## Direction
Copy every line that mentions the word "suatu".

## Records for this task

▬▬▬

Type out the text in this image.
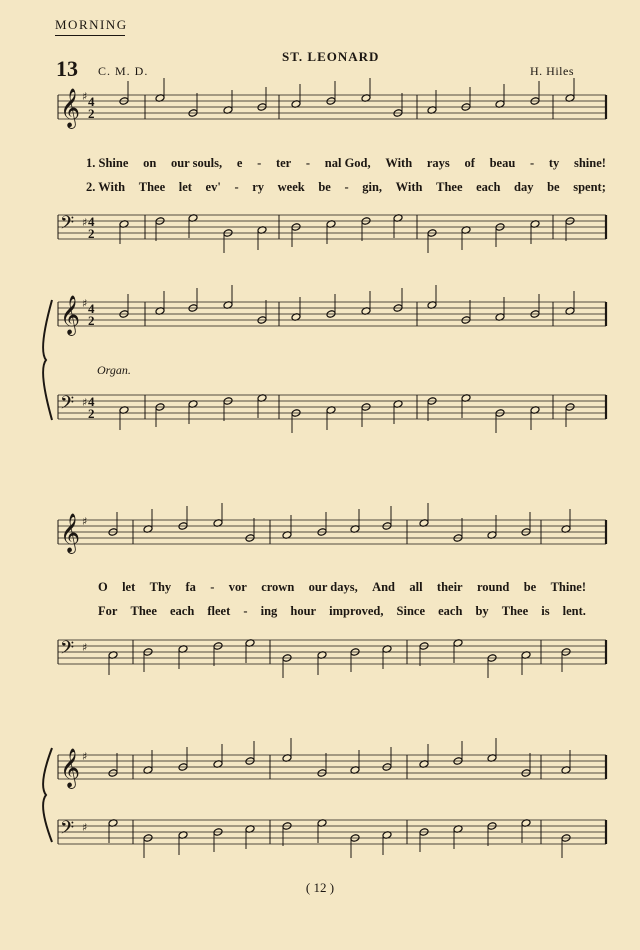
MORNING
13 C. M. D.
ST. LEONARD
H. Hiles
𝄞 ♯ 4
2
𝄢 ♯ 4
2
𝄞 ♯ 4
2
𝄢 ♯ 4
2
𝄞 ♯
𝄢 ♯
𝄞 ♯
𝄢 ♯
1. Shine on our souls, e - ter - nal God, With rays of beau - ty shine!
2. With Thee let ev' - ry week be - gin, With Thee each day be spent;
O let Thy fa - vor crown our days, And all their round be Thine!
For Thee each fleet - ing hour improved, Since each by Thee is lent.
Organ.
( 12 )
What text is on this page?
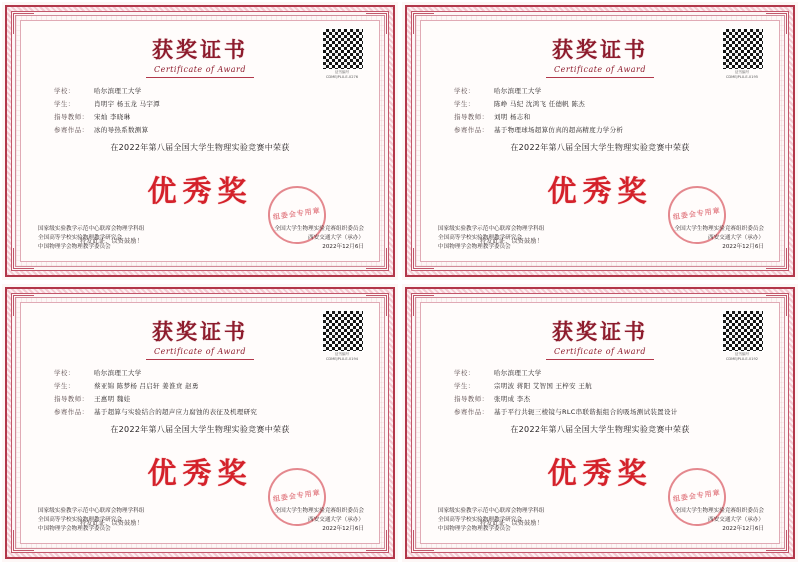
证书编号
CDMEJPLX-E-0276
获奖证书
Certificate of Award
学校：	哈尔滨理工大学
学生：	肖明宇 杨玉龙 马宇潭
指导教师： 宋灿 李晓琳
参赛作品： 冰的导热系数测算
在2022年第八届全国大学生物理实验竞赛中荣获
优秀奖
特发此证，以资鼓励！
组委会专用章
国家级实验教学示范中心联席会物理学科组
全国高等学校实验物理教学研究会
中国物理学会物理教学委员会
全国大学生物理实验竞赛组织委员会
西安交通大学（承办）
2022年12月6日
证书编号
CDMEJPLX-E-0195
获奖证书
Certificate of Award
学校：	哈尔滨理工大学
学生：	陈峥 马纪 沈鸿飞 任德帆 陈杰
指导教师： 刘明 杨志和
参赛作品： 基于物理球场超算仿真的超高精度力学分析
在2022年第八届全国大学生物理实验竞赛中荣获
优秀奖
特发此证，以资鼓励！
组委会专用章
国家级实验教学示范中心联席会物理学科组
全国高等学校实验物理教学研究会
中国物理学会物理教学委员会
全国大学生物理实验竞赛组织委员会
西安交通大学（承办）
2022年12月6日
证书编号
CDMEJPLX-E-0194
获奖证书
Certificate of Award
学校：	哈尔滨理工大学
学生：	蔡亚锦 陈梦杨 吕启轩 姜淮贲 赵勇
指导教师： 王惠明 魏娃
参赛作品： 基于超算与实验结合的超声应力腐蚀的表征及机理研究
在2022年第八届全国大学生物理实验竞赛中荣获
优秀奖
特发此证，以资鼓励！
组委会专用章
国家级实验教学示范中心联席会物理学科组
全国高等学校实验物理教学研究会
中国物理学会物理教学委员会
全国大学生物理实验竞赛组织委员会
西安交通大学（承办）
2022年12月6日
证书编号
CDMEJPLX-E-0192
获奖证书
Certificate of Award
学校：	哈尔滨理工大学
学生：	宗明波 蒋阳 艾智国 王梓安 王航
指导教师： 张明成 李杰
参赛作品： 基于平行共轭三棱镜与RLC串联谐振组合的吸场测试装置设计
在2022年第八届全国大学生物理实验竞赛中荣获
优秀奖
特发此证，以资鼓励！
组委会专用章
国家级实验教学示范中心联席会物理学科组
全国高等学校实验物理教学研究会
中国物理学会物理教学委员会
全国大学生物理实验竞赛组织委员会
西安交通大学（承办）
2022年12月6日
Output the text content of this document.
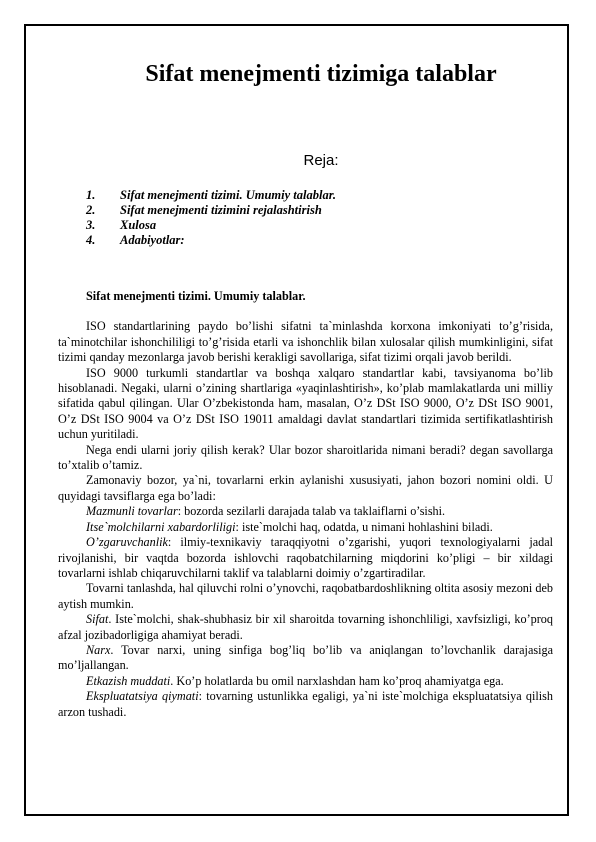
Sifat menejmenti tizimiga talablar
Reja:
1. Sifat menejmenti tizimi. Umumiy talablar.
2. Sifat menejmenti tizimini rejalashtirish
3. Xulosa
4. Adabiyotlar:

Sifat menejmenti tizimi. Umumiy talablar.

ISO standartlarining paydo bo’lishi sifatni ta`minlashda korxona imkoniyati to’g’risida, ta`minotchilar ishonchililigi to’g’risida etarli va ishonchlik bilan xulosalar qilish mumkinligini, sifat tizimi qanday mezonlarga javob berishi kerakligi savollariga, sifat tizimi orqali javob berildi.

ISO 9000 turkumli standartlar va boshqa xalqaro standartlar kabi, tavsiyanoma bo’lib hisoblanadi. Negaki, ularni o’zining shartlariga «yaqinlashtirish», ko’plab mamlakatlarda uni milliy sifatida qabul qilingan. Ular O’zbekistonda ham, masalan, O’z DSt ISO 9000, O’z DSt ISO 9001, O’z DSt ISO 9004 va O’z DSt ISO 19011 amaldagi davlat standartlari tizimida sertifikatlashtirish uchun yuritiladi.

Nega endi ularni joriy qilish kerak? Ular bozor sharoitlarida nimani beradi? degan savollarga to’xtalib o’tamiz.

Zamonaviy bozor, ya`ni, tovarlarni erkin aylanishi xususiyati, jahon bozori nomini oldi. U quyidagi tavsiflarga ega bo’ladi:

Mazmunli tovarlar: bozorda sezilarli darajada talab va taklaiflarni o’sishi.

Itse`molchilarni xabardorliligi: iste`molchi haq, odatda, u nimani hohlashini biladi.

O’zgaruvchanlik: ilmiy-texnikaviy taraqqiyotni o’zgarishi, yuqori texnologiyalarni jadal rivojlanishi, bir vaqtda bozorda ishlovchi raqobatchilarning miqdorini ko’pligi – bir xildagi tovarlarni ishlab chiqaruvchilarni taklif va talablarni doimiy o’zgartiradilar.

Tovarni tanlashda, hal qiluvchi rolni o’ynovchi, raqobatbardoshlikning oltita asosiy mezoni deb aytish mumkin.

Sifat. Iste`molchi, shak-shubhasiz bir xil sharoitda tovarning ishonchliligi, xavfsizligi, ko’proq afzal jozibadorligiga ahamiyat beradi.

Narx. Tovar narxi, uning sinfiga bog’liq bo’lib va aniqlangan to’lovchanlik darajasiga mo’ljallangan.

Etkazish muddati. Ko’p holatlarda bu omil narxlashdan ham ko’proq ahamiyatga ega.

Ekspluatatsiya qiymati: tovarning ustunlikka egaligi, ya`ni iste`molchiga ekspluatatsiya qilish arzon tushadi.
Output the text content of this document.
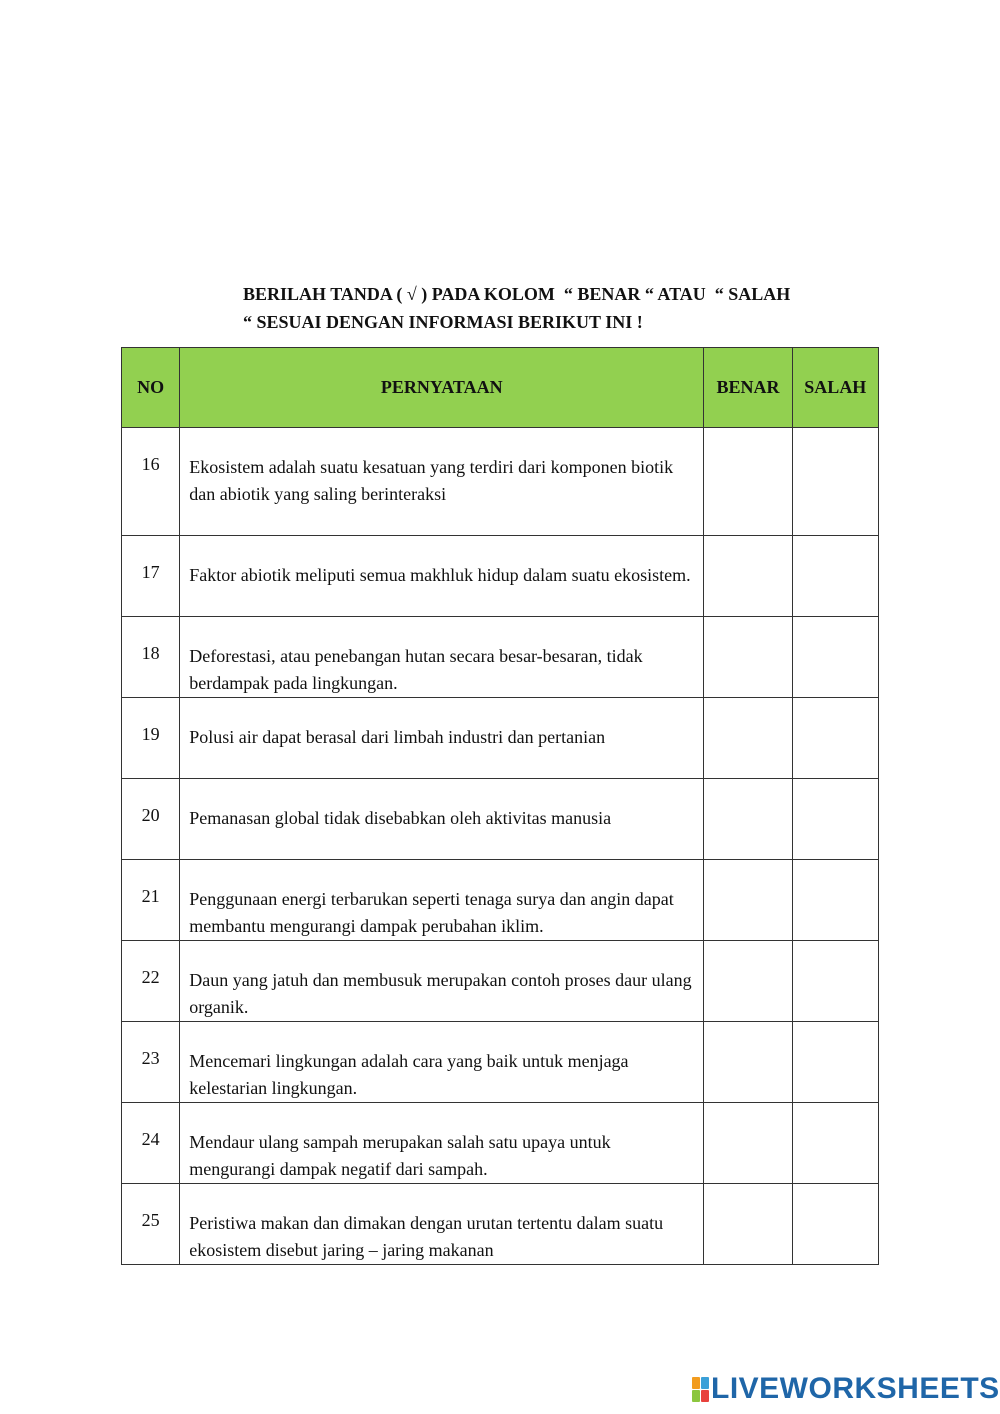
BERILAH TANDA ( √ ) PADA KOLOM  “ BENAR “ ATAU  “ SALAH
“ SESUAI DENGAN INFORMASI BERIKUT INI !
NO	PERNYATAAN	BENAR	SALAH
16	Ekosistem adalah suatu kesatuan yang terdiri dari komponen biotik dan abiotik yang saling berinteraksi		
17	Faktor abiotik meliputi semua makhluk hidup dalam suatu ekosistem.		
18	Deforestasi, atau penebangan hutan secara besar-besaran, tidak berdampak pada lingkungan.		
19	Polusi air dapat berasal dari limbah industri dan pertanian		
20	Pemanasan global tidak disebabkan oleh aktivitas manusia		
21	Penggunaan energi terbarukan seperti tenaga surya dan angin dapat membantu mengurangi dampak perubahan iklim.		
22	Daun yang jatuh dan membusuk merupakan contoh proses daur ulang organik.		
23	Mencemari lingkungan adalah cara yang baik untuk menjaga kelestarian lingkungan.		
24	Mendaur ulang sampah merupakan salah satu upaya untuk mengurangi dampak negatif dari sampah.		
25	Peristiwa makan dan dimakan dengan urutan tertentu dalam suatu ekosistem disebut jaring – jaring makanan		
LIVEWORKSHEETS
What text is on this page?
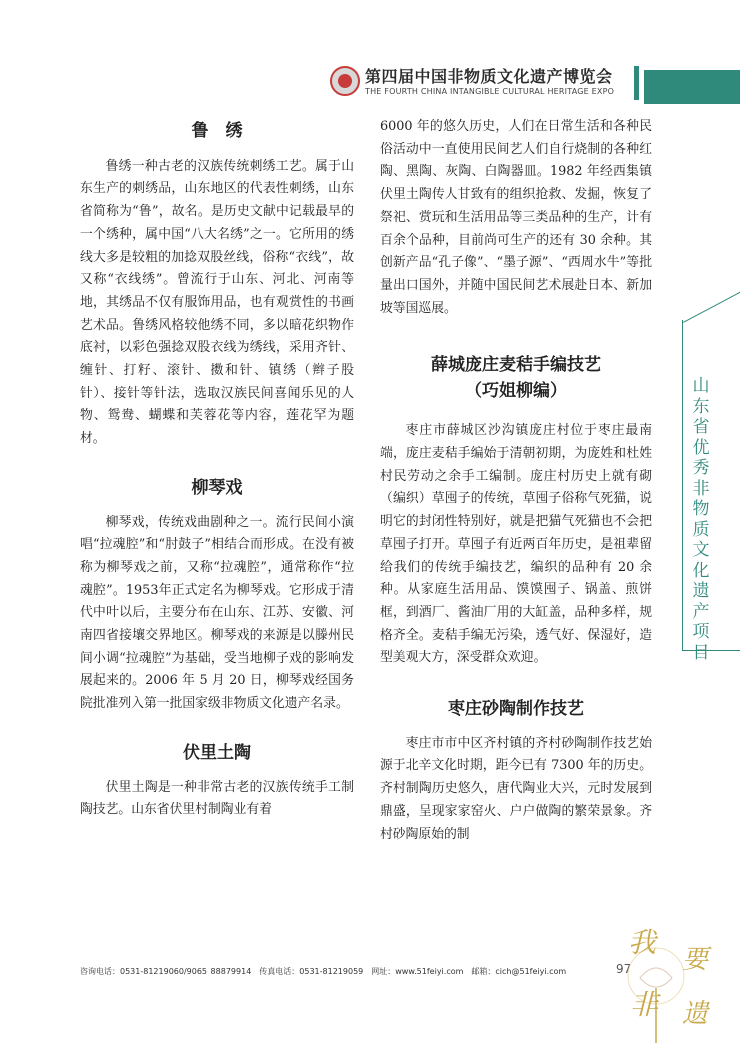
第四届中国非物质文化遗产博览会
THE FOURTH CHINA INTANGIBLE CULTURAL HERITAGE EXPO
山东省优秀非物质文化遗产项目
鲁　绣

鲁绣一种古老的汉族传统刺绣工艺。属于山东生产的刺绣品，山东地区的代表性刺绣，山东省简称为“鲁”，故名。是历史文献中记载最早的一个绣种，属中国“八大名绣”之一。它所用的绣线大多是较粗的加捻双股丝线，俗称“衣线”，故又称“衣线绣”。曾流行于山东、河北、河南等地，其绣品不仅有服饰用品，也有观赏性的书画艺术品。鲁绣风格较他绣不同，多以暗花织物作底衬，以彩色强捻双股衣线为绣线，采用齐针、缠针、打籽、滚针、擞和针、镇绣（辫子股针）、接针等针法，选取汉族民间喜闻乐见的人物、鸳鸯、蝴蝶和芙蓉花等内容，莲花罕为题材。

柳琴戏

柳琴戏，传统戏曲剧种之一。流行民间小演唱“拉魂腔”和“肘鼓子”相结合而形成。在没有被称为柳琴戏之前，又称“拉魂腔”，通常称作“拉魂腔”。1953年正式定名为柳琴戏。它形成于清代中叶以后，主要分布在山东、江苏、安徽、河南四省接壤交界地区。柳琴戏的来源是以滕州民间小调“拉魂腔”为基础，受当地柳子戏的影响发展起来的。2006 年 5 月 20 日，柳琴戏经国务院批准列入第一批国家级非物质文化遗产名录。

伏里土陶

伏里土陶是一种非常古老的汉族传统手工制陶技艺。山东省伏里村制陶业有着

6000 年的悠久历史，人们在日常生活和各种民俗活动中一直使用民间艺人们自行烧制的各种红陶、黑陶、灰陶、白陶器皿。1982 年经西集镇伏里土陶传人甘致有的组织抢救、发掘，恢复了祭祀、赏玩和生活用品等三类品种的生产，计有百余个品种，目前尚可生产的还有 30 余种。其创新产品“孔子像”、“墨子源”、“西周水牛”等批量出口国外，并随中国民间艺术展赴日本、新加坡等国巡展。

薛城庞庄麦秸手编技艺
（巧姐柳编）

枣庄市薛城区沙沟镇庞庄村位于枣庄最南端，庞庄麦秸手编始于清朝初期，为庞姓和杜姓村民劳动之余手工编制。庞庄村历史上就有砌（编织）草囤子的传统，草囤子俗称气死猫，说明它的封闭性特别好，就是把猫气死猫也不会把草囤子打开。草囤子有近两百年历史，是祖辈留给我们的传统手编技艺，编织的品种有 20 余种。从家庭生活用品、馍馍囤子、锅盖、煎饼框，到酒厂、酱油厂用的大缸盖，品种多样，规格齐全。麦秸手编无污染，透气好、保湿好，造型美观大方，深受群众欢迎。

枣庄砂陶制作技艺

枣庄市市中区齐村镇的齐村砂陶制作技艺始源于北辛文化时期，距今已有 7300 年的历史。齐村制陶历史悠久，唐代陶业大兴，元时发展到鼎盛，呈现家家窑火、户户做陶的繁荣景象。齐村砂陶原始的制

咨询电话：0531-81219060/9065 88879914　传真电话：0531-81219059　网址：www.51feiyi.com　邮箱：cich@51feiyi.com	97
我
要
非 遗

▬▬▬

## The answer
16	Ekosistem adalah suatu kesatuan yang terdiri dari komponen biotik dan abiotik yang saling berinteraksi		
17	Faktor abiotik meliputi semua makhluk hidup dalam suatu ekosistem.		
25	Peristiwa makan dan dimakan dengan urutan tertentu dalam suatu ekosistem disebut jaring – jaring makanan		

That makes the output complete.